REQUIREMENTS
Find the word "proximité" in the material below and gather every line that contains it.

Begin LISTED RECORDS

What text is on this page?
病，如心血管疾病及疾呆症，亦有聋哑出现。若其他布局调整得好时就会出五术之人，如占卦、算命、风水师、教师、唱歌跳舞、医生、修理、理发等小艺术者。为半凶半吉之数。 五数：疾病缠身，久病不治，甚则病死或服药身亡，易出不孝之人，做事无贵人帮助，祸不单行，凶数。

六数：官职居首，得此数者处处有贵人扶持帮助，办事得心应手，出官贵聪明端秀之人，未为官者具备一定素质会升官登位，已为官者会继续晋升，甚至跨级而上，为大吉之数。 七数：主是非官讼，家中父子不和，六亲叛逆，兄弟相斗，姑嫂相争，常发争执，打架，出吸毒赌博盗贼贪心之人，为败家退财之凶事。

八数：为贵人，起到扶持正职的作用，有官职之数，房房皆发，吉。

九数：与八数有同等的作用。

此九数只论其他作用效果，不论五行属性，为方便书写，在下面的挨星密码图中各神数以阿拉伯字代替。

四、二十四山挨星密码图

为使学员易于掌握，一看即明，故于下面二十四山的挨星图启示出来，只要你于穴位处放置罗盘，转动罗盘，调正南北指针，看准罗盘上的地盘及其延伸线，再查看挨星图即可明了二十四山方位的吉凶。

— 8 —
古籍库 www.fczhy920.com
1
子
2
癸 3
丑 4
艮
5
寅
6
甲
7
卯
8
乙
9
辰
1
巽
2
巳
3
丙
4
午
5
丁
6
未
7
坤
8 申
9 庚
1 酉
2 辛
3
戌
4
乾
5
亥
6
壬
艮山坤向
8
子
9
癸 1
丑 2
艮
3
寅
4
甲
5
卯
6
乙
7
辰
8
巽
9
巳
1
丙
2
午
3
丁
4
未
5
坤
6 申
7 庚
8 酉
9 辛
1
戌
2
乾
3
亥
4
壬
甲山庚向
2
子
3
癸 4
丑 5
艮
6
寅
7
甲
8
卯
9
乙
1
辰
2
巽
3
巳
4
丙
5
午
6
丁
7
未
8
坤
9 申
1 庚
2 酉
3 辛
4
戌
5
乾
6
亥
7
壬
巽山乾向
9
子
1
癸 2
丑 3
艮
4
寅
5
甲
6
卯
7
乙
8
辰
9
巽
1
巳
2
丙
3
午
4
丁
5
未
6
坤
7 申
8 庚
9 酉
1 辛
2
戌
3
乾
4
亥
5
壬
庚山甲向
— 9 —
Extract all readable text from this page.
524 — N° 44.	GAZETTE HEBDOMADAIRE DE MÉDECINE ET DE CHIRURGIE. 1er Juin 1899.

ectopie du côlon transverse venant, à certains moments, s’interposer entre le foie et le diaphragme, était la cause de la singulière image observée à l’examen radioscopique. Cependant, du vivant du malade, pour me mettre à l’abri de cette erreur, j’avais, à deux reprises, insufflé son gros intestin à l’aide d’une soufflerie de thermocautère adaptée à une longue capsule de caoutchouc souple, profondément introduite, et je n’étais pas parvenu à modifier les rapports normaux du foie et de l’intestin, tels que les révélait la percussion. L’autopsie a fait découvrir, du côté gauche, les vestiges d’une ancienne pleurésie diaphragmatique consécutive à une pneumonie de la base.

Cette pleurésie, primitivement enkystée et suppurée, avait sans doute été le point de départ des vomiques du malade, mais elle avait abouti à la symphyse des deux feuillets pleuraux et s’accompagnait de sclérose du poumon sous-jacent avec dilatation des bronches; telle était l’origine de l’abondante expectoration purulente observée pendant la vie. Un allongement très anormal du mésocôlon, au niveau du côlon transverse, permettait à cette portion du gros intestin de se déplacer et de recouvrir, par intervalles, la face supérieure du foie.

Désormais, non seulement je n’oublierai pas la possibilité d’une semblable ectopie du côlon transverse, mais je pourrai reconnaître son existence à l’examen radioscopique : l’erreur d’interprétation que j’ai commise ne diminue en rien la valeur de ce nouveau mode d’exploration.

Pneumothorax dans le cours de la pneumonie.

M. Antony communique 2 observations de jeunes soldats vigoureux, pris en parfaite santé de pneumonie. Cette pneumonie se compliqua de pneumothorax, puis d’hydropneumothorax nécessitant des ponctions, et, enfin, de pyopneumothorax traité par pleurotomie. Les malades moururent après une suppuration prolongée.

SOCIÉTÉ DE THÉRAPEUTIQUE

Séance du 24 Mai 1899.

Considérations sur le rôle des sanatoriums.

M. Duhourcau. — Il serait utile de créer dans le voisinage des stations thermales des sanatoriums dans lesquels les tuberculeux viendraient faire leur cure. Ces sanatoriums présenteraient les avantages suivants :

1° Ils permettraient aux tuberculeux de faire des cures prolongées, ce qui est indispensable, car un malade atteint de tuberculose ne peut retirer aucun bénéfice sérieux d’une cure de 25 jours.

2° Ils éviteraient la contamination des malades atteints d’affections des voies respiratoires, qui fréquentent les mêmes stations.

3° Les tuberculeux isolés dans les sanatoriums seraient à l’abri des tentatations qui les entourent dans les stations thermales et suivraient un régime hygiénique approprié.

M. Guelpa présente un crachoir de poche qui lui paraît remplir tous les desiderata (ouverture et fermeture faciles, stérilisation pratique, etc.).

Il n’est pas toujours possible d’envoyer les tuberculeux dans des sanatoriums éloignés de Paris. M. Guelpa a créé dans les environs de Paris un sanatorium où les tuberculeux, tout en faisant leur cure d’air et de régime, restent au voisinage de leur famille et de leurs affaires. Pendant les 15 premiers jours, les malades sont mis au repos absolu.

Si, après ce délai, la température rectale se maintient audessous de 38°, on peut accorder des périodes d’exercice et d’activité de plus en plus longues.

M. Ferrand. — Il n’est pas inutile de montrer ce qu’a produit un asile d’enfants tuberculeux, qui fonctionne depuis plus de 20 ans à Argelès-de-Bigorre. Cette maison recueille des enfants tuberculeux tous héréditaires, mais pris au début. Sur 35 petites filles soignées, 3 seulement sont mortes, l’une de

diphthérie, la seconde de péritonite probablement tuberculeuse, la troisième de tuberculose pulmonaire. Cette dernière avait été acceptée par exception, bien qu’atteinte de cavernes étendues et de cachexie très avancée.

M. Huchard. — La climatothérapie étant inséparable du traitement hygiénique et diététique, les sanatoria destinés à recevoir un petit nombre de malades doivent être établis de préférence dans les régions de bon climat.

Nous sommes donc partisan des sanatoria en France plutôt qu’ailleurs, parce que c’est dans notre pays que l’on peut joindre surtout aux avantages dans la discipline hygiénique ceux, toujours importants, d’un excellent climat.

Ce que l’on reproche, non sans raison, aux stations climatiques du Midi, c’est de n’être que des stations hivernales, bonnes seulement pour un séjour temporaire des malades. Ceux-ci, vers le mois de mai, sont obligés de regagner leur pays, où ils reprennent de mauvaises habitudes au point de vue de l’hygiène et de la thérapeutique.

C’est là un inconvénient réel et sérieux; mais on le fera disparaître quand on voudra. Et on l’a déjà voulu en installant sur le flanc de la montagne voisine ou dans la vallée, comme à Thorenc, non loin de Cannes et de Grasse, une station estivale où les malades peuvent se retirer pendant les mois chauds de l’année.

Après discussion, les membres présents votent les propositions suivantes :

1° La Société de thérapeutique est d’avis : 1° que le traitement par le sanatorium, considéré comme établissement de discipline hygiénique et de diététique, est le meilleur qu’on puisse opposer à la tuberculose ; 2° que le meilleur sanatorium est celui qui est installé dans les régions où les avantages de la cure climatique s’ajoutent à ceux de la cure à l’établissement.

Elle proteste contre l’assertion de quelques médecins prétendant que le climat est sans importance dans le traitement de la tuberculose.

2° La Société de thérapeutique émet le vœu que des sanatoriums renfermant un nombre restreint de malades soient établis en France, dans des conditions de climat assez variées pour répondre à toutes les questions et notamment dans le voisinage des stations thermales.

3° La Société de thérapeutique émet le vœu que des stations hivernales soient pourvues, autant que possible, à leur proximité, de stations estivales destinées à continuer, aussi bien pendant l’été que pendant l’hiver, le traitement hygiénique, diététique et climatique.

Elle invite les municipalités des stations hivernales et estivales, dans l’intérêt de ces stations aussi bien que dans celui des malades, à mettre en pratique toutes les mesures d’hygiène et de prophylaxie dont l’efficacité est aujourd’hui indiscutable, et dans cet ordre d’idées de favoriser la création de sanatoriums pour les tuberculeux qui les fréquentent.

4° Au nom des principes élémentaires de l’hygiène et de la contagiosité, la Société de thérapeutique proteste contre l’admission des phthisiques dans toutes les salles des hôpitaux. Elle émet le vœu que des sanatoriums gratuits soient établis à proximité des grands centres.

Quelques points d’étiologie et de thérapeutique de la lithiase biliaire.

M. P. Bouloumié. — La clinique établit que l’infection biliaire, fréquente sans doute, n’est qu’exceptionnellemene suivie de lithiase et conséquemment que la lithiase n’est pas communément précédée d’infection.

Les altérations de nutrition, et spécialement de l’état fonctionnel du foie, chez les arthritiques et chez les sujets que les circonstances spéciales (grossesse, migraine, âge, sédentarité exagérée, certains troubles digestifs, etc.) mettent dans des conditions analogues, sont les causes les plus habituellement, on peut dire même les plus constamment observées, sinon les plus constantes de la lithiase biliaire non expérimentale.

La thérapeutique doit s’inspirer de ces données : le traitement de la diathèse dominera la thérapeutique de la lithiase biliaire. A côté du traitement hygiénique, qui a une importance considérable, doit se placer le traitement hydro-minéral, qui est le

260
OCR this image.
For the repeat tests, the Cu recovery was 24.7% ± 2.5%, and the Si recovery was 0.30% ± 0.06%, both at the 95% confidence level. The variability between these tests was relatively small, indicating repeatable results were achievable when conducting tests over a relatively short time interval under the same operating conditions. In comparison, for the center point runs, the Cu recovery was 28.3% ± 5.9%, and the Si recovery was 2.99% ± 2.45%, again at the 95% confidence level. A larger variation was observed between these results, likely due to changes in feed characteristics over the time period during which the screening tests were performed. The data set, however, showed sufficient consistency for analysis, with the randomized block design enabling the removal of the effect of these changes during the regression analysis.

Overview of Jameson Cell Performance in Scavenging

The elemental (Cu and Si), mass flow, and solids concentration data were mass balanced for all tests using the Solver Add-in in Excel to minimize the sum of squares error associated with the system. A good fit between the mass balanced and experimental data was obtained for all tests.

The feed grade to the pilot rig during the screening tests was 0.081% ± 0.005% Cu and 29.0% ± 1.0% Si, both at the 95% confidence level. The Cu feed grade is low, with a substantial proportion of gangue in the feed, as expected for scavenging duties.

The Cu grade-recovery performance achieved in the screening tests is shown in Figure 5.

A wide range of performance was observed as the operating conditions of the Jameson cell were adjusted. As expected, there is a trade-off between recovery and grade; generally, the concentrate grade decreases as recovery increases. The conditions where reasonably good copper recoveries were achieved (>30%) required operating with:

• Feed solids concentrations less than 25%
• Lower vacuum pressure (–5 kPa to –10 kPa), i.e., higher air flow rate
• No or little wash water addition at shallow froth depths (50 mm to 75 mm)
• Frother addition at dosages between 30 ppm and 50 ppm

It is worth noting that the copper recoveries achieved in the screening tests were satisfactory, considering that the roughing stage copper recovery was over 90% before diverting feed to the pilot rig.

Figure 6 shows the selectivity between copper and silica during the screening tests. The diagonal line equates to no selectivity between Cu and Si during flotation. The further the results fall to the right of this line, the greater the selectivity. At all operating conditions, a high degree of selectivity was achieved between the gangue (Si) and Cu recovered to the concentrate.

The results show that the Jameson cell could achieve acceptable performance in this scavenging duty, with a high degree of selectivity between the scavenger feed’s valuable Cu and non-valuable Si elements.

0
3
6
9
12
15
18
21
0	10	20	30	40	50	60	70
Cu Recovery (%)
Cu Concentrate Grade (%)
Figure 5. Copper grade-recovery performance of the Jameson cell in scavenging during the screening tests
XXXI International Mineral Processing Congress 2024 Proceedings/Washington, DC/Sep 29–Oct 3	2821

End LISTED RECORDS

CORRECT RESPONSE
3° La Société de thérapeutique émet le vœu que des stations hivernales soient pourvues, autant que possible, à leur proximité, de stations estivales destinées à continuer, aussi bien pendant l’été que pendant l’hiver, le traitement hygiénique, diététique et climatique.
4° Au nom des principes élémentaires de l’hygiène et de la contagiosité, la Société de thérapeutique proteste contre l’admission des phthisiques dans toutes les salles des hôpitaux. Elle émet le vœu que des sanatoriums gratuits soient établis à proximité des grands centres.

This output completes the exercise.